Your task is to print all of the material verbatim.

— BEGIN Working data —

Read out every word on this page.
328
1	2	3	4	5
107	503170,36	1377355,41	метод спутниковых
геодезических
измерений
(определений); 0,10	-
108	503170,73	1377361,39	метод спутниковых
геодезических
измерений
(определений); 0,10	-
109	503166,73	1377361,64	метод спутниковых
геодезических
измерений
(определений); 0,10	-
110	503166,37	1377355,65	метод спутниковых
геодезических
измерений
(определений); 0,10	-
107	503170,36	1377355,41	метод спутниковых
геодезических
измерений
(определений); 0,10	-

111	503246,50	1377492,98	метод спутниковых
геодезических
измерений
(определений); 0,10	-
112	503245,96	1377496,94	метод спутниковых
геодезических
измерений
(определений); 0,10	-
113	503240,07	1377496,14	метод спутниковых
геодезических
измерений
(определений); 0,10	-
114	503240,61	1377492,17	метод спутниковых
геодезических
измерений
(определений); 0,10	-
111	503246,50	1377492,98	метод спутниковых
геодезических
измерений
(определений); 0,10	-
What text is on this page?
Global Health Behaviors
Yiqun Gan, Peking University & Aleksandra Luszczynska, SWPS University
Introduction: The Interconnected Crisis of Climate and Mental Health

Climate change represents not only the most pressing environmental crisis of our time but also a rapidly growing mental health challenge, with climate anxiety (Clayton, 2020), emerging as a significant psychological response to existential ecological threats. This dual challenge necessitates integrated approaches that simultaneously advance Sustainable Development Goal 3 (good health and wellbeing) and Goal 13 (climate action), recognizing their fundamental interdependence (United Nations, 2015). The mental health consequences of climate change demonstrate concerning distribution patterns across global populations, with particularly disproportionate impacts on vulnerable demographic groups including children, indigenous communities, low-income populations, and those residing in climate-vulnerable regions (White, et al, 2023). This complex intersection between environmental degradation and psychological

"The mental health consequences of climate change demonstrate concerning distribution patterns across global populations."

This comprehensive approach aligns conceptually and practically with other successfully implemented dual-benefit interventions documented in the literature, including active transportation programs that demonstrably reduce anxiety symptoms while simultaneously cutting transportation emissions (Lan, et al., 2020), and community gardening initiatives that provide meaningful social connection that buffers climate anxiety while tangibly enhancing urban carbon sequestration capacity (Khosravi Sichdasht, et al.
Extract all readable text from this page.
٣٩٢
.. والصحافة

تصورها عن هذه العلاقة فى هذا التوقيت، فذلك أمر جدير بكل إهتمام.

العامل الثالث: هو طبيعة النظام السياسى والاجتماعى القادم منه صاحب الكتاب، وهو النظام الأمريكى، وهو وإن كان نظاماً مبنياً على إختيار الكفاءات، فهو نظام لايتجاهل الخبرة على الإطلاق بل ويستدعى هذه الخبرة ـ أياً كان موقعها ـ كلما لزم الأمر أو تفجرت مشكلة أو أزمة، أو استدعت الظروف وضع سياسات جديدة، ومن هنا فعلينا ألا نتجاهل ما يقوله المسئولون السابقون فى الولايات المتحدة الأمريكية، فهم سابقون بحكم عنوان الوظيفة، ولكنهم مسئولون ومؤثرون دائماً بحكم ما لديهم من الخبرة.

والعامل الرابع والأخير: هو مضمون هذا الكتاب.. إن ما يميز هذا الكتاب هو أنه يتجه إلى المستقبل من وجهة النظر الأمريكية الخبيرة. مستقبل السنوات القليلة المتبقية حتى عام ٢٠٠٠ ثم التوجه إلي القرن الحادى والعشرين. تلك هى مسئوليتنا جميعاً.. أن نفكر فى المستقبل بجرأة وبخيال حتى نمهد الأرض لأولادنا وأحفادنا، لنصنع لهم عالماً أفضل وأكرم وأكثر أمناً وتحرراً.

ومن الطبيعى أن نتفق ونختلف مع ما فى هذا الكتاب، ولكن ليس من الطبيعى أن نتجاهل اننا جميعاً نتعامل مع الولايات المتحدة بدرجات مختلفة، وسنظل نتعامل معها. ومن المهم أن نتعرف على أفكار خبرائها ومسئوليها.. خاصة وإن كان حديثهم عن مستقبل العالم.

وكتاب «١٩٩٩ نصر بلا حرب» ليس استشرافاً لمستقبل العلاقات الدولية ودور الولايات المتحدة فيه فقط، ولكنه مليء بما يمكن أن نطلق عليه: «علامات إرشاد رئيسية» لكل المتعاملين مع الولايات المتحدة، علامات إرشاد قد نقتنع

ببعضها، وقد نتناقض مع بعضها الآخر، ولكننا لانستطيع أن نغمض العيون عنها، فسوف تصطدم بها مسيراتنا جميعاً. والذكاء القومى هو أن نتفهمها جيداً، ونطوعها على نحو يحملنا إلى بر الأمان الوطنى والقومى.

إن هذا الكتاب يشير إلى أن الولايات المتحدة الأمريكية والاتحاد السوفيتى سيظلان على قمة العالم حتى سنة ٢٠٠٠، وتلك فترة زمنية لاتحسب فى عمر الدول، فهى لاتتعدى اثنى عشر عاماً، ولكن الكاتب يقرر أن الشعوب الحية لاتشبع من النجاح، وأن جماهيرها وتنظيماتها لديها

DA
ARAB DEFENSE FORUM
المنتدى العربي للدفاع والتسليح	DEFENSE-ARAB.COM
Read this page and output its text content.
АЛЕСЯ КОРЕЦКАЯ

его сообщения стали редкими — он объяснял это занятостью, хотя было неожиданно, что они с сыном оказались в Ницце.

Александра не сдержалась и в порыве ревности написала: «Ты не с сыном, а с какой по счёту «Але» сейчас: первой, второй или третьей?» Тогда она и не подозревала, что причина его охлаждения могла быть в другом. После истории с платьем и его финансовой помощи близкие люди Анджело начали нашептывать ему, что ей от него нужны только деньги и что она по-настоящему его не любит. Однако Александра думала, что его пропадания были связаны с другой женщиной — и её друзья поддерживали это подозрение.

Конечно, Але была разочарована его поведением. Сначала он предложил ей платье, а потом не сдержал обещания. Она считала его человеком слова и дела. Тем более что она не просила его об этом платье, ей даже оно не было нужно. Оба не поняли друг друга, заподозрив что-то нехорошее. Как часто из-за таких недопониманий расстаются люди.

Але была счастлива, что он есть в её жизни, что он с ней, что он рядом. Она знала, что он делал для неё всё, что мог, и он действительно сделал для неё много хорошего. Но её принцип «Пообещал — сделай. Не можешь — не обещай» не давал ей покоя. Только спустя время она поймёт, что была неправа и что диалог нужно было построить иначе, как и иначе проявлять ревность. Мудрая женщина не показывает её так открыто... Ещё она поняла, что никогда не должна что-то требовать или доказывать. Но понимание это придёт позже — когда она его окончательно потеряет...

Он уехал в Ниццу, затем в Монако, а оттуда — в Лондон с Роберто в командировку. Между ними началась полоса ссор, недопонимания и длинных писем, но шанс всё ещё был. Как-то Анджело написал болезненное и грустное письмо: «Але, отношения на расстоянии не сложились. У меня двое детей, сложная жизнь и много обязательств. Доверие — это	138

— END Working data —

▶ [Result]
Read out every word on this page.
328
1	2	3	4	5
107	503170,36	1377355,41	метод спутниковых
геодезических
измерений
(определений); 0,10	-
108	503170,73	1377361,39	метод спутниковых
геодезических
измерений
(определений); 0,10	-
109	503166,73	1377361,64	метод спутниковых
геодезических
измерений
(определений); 0,10	-
110	503166,37	1377355,65	метод спутниковых
геодезических
измерений
(определений); 0,10	-
107	503170,36	1377355,41	метод спутниковых
геодезических
измерений
(определений); 0,10	-

111	503246,50	1377492,98	метод спутниковых
геодезических
измерений
(определений); 0,10	-
112	503245,96	1377496,94	метод спутниковых
геодезических
измерений
(определений); 0,10	-
113	503240,07	1377496,14	метод спутниковых
геодезических
измерений
(определений); 0,10	-
114	503240,61	1377492,17	метод спутниковых
геодезических
измерений
(определений); 0,10	-
111	503246,50	1377492,98	метод спутниковых
геодезических
измерений
(определений); 0,10	-
What text is on this page?
Global Health Behaviors
Yiqun Gan, Peking University & Aleksandra Luszczynska, SWPS University
Introduction: The Interconnected Crisis of Climate and Mental Health

Climate change represents not only the most pressing environmental crisis of our time but also a rapidly growing mental health challenge, with climate anxiety (Clayton, 2020), emerging as a significant psychological response to existential ecological threats. This dual challenge necessitates integrated approaches that simultaneously advance Sustainable Development Goal 3 (good health and wellbeing) and Goal 13 (climate action), recognizing their fundamental interdependence (United Nations, 2015). The mental health consequences of climate change demonstrate concerning distribution patterns across global populations, with particularly disproportionate impacts on vulnerable demographic groups including children, indigenous communities, low-income populations, and those residing in climate-vulnerable regions (White, et al, 2023). This complex intersection between environmental degradation and psychological

"The mental health consequences of climate change demonstrate concerning distribution patterns across global populations."

This comprehensive approach aligns conceptually and practically with other successfully implemented dual-benefit interventions documented in the literature, including active transportation programs that demonstrably reduce anxiety symptoms while simultaneously cutting transportation emissions (Lan, et al., 2020), and community gardening initiatives that provide meaningful social connection that buffers climate anxiety while tangibly enhancing urban carbon sequestration capacity (Khosravi Sichdasht, et al.
Extract all readable text from this page.
٣٩٢
.. والصحافة

تصورها عن هذه العلاقة فى هذا التوقيت، فذلك أمر جدير بكل إهتمام.

العامل الثالث: هو طبيعة النظام السياسى والاجتماعى القادم منه صاحب الكتاب، وهو النظام الأمريكى، وهو وإن كان نظاماً مبنياً على إختيار الكفاءات، فهو نظام لايتجاهل الخبرة على الإطلاق بل ويستدعى هذه الخبرة ـ أياً كان موقعها ـ كلما لزم الأمر أو تفجرت مشكلة أو أزمة، أو استدعت الظروف وضع سياسات جديدة، ومن هنا فعلينا ألا نتجاهل ما يقوله المسئولون السابقون فى الولايات المتحدة الأمريكية، فهم سابقون بحكم عنوان الوظيفة، ولكنهم مسئولون ومؤثرون دائماً بحكم ما لديهم من الخبرة.

والعامل الرابع والأخير: هو مضمون هذا الكتاب.. إن ما يميز هذا الكتاب هو أنه يتجه إلى المستقبل من وجهة النظر الأمريكية الخبيرة. مستقبل السنوات القليلة المتبقية حتى عام ٢٠٠٠ ثم التوجه إلي القرن الحادى والعشرين. تلك هى مسئوليتنا جميعاً.. أن نفكر فى المستقبل بجرأة وبخيال حتى نمهد الأرض لأولادنا وأحفادنا، لنصنع لهم عالماً أفضل وأكرم وأكثر أمناً وتحرراً.

ومن الطبيعى أن نتفق ونختلف مع ما فى هذا الكتاب، ولكن ليس من الطبيعى أن نتجاهل اننا جميعاً نتعامل مع الولايات المتحدة بدرجات مختلفة، وسنظل نتعامل معها. ومن المهم أن نتعرف على أفكار خبرائها ومسئوليها.. خاصة وإن كان حديثهم عن مستقبل العالم.

وكتاب «١٩٩٩ نصر بلا حرب» ليس استشرافاً لمستقبل العلاقات الدولية ودور الولايات المتحدة فيه فقط، ولكنه مليء بما يمكن أن نطلق عليه: «علامات إرشاد رئيسية» لكل المتعاملين مع الولايات المتحدة، علامات إرشاد قد نقتنع

ببعضها، وقد نتناقض مع بعضها الآخر، ولكننا لانستطيع أن نغمض العيون عنها، فسوف تصطدم بها مسيراتنا جميعاً. والذكاء القومى هو أن نتفهمها جيداً، ونطوعها على نحو يحملنا إلى بر الأمان الوطنى والقومى.

إن هذا الكتاب يشير إلى أن الولايات المتحدة الأمريكية والاتحاد السوفيتى سيظلان على قمة العالم حتى سنة ٢٠٠٠، وتلك فترة زمنية لاتحسب فى عمر الدول، فهى لاتتعدى اثنى عشر عاماً، ولكن الكاتب يقرر أن الشعوب الحية لاتشبع من النجاح، وأن جماهيرها وتنظيماتها لديها

DA
ARAB DEFENSE FORUM
المنتدى العربي للدفاع والتسليح	DEFENSE-ARAB.COM
Read this page and output its text content.
АЛЕСЯ КОРЕЦКАЯ

его сообщения стали редкими — он объяснял это занятостью, хотя было неожиданно, что они с сыном оказались в Ницце.

Александра не сдержалась и в порыве ревности написала: «Ты не с сыном, а с какой по счёту «Але» сейчас: первой, второй или третьей?» Тогда она и не подозревала, что причина его охлаждения могла быть в другом. После истории с платьем и его финансовой помощи близкие люди Анджело начали нашептывать ему, что ей от него нужны только деньги и что она по-настоящему его не любит. Однако Александра думала, что его пропадания были связаны с другой женщиной — и её друзья поддерживали это подозрение.

Конечно, Але была разочарована его поведением. Сначала он предложил ей платье, а потом не сдержал обещания. Она считала его человеком слова и дела. Тем более что она не просила его об этом платье, ей даже оно не было нужно. Оба не поняли друг друга, заподозрив что-то нехорошее. Как часто из-за таких недопониманий расстаются люди.

Але была счастлива, что он есть в её жизни, что он с ней, что он рядом. Она знала, что он делал для неё всё, что мог, и он действительно сделал для неё много хорошего. Но её принцип «Пообещал — сделай. Не можешь — не обещай» не давал ей покоя. Только спустя время она поймёт, что была неправа и что диалог нужно было построить иначе, как и иначе проявлять ревность. Мудрая женщина не показывает её так открыто... Ещё она поняла, что никогда не должна что-то требовать или доказывать. Но понимание это придёт позже — когда она его окончательно потеряет...

Он уехал в Ниццу, затем в Монако, а оттуда — в Лондон с Роберто в командировку. Между ними началась полоса ссор, недопонимания и длинных писем, но шанс всё ещё был. Как-то Анджело написал болезненное и грустное письмо: «Але, отношения на расстоянии не сложились. У меня двое детей, сложная жизнь и много обязательств. Доверие — это	138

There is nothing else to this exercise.